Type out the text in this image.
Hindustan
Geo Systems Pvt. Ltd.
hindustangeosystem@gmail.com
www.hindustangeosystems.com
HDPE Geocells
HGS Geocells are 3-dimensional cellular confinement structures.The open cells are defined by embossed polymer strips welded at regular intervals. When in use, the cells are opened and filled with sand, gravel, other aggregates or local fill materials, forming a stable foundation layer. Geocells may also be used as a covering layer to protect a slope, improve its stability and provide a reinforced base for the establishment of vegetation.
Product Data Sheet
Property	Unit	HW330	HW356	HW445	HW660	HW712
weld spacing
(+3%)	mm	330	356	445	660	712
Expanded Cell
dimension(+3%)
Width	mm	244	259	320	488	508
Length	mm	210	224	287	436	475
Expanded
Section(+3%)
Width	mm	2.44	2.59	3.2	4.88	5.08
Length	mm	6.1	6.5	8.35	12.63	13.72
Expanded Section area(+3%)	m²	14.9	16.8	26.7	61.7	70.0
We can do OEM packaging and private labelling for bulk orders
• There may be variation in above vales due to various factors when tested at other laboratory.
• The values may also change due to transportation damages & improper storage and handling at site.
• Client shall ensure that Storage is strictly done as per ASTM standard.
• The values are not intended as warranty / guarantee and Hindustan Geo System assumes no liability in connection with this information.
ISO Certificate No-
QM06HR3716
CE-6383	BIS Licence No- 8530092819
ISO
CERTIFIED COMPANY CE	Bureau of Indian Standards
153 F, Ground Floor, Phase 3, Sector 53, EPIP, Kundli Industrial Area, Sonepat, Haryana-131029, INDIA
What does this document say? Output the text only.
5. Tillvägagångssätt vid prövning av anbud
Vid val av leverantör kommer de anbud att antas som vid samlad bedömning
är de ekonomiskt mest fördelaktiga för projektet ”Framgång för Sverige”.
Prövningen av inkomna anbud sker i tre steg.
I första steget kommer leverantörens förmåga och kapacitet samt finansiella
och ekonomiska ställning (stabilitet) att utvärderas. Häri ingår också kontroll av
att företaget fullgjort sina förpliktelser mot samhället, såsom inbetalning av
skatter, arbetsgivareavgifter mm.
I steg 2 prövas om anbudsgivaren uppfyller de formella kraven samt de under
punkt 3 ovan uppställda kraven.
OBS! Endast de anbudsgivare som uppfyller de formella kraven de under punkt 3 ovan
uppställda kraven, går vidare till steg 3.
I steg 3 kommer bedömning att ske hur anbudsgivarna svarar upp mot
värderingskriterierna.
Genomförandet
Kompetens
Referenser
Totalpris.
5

## REQUIREMENT
Within these records, how many lines include the word "uppfyller"? The reply should be that number alone.

## RESPONSE
2